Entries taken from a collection
§
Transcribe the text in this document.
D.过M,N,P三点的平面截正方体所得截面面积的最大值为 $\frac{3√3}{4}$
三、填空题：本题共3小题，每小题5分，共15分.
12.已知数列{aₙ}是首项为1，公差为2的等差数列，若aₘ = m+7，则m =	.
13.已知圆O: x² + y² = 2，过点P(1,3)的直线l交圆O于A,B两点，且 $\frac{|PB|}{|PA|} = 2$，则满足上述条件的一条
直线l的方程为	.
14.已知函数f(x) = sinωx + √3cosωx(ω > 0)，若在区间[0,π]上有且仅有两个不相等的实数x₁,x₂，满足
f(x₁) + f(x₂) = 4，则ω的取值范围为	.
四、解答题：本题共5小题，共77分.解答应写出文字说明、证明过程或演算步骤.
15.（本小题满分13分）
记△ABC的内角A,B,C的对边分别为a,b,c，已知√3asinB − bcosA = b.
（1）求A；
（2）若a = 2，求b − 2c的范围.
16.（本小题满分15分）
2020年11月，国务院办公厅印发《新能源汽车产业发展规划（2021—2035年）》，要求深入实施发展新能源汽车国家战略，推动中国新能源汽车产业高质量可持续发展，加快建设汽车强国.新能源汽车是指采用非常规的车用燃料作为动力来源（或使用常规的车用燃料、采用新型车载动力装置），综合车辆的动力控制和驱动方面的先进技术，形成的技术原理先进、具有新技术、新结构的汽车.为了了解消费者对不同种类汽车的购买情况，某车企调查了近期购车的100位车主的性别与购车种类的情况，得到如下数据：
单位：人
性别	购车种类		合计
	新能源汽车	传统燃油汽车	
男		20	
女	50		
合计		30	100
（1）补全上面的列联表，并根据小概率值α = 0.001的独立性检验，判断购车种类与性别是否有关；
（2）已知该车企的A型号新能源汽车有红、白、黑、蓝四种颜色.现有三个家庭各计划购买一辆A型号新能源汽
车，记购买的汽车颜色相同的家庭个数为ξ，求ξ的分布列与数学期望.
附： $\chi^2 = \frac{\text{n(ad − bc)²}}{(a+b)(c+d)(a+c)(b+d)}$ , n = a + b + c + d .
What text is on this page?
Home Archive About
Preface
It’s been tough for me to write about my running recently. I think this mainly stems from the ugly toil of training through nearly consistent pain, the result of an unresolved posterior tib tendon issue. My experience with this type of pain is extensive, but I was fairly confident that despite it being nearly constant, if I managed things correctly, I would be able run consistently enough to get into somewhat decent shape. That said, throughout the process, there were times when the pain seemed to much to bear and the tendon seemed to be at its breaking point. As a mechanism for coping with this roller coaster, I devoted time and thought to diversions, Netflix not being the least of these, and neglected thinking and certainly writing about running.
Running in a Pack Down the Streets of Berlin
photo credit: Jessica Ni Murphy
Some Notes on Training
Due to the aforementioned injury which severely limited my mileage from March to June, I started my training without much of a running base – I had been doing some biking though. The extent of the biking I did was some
§
### TASK DIRECTIONS
Copy out each line exactly.

### ANSWER TO THIS TASK
Transcribe the text in this document.
D.过M,N,P三点的平面截正方体所得截面面积的最大值为 $\frac{3√3}{4}$
三、填空题：本题共3小题，每小题5分，共15分.
12.已知数列{aₙ}是首项为1，公差为2的等差数列，若aₘ = m+7，则m =	.
13.已知圆O: x² + y² = 2，过点P(1,3)的直线l交圆O于A,B两点，且 $\frac{|PB|}{|PA|} = 2$，则满足上述条件的一条
直线l的方程为	.
14.已知函数f(x) = sinωx + √3cosωx(ω > 0)，若在区间[0,π]上有且仅有两个不相等的实数x₁,x₂，满足
f(x₁) + f(x₂) = 4，则ω的取值范围为	.
四、解答题：本题共5小题，共77分.解答应写出文字说明、证明过程或演算步骤.
15.（本小题满分13分）
记△ABC的内角A,B,C的对边分别为a,b,c，已知√3asinB − bcosA = b.
（1）求A；
（2）若a = 2，求b − 2c的范围.
16.（本小题满分15分）
2020年11月，国务院办公厅印发《新能源汽车产业发展规划（2021—2035年）》，要求深入实施发展新能源汽车国家战略，推动中国新能源汽车产业高质量可持续发展，加快建设汽车强国.新能源汽车是指采用非常规的车用燃料作为动力来源（或使用常规的车用燃料、采用新型车载动力装置），综合车辆的动力控制和驱动方面的先进技术，形成的技术原理先进、具有新技术、新结构的汽车.为了了解消费者对不同种类汽车的购买情况，某车企调查了近期购车的100位车主的性别与购车种类的情况，得到如下数据：
单位：人
性别	购车种类		合计
	新能源汽车	传统燃油汽车	
男		20	
女	50		
合计		30	100
（1）补全上面的列联表，并根据小概率值α = 0.001的独立性检验，判断购车种类与性别是否有关；
（2）已知该车企的A型号新能源汽车有红、白、黑、蓝四种颜色.现有三个家庭各计划购买一辆A型号新能源汽
车，记购买的汽车颜色相同的家庭个数为ξ，求ξ的分布列与数学期望.
附： $\chi^2 = \frac{\text{n(ad − bc)²}}{(a+b)(c+d)(a+c)(b+d)}$ , n = a + b + c + d .
What text is on this page?
Home Archive About
Preface
It’s been tough for me to write about my running recently. I think this mainly stems from the ugly toil of training through nearly consistent pain, the result of an unresolved posterior tib tendon issue. My experience with this type of pain is extensive, but I was fairly confident that despite it being nearly constant, if I managed things correctly, I would be able run consistently enough to get into somewhat decent shape. That said, throughout the process, there were times when the pain seemed to much to bear and the tendon seemed to be at its breaking point. As a mechanism for coping with this roller coaster, I devoted time and thought to diversions, Netflix not being the least of these, and neglected thinking and certainly writing about running.
Running in a Pack Down the Streets of Berlin
photo credit: Jessica Ni Murphy
Some Notes on Training
Due to the aforementioned injury which severely limited my mileage from March to June, I started my training without much of a running base – I had been doing some biking though. The extent of the biking I did was some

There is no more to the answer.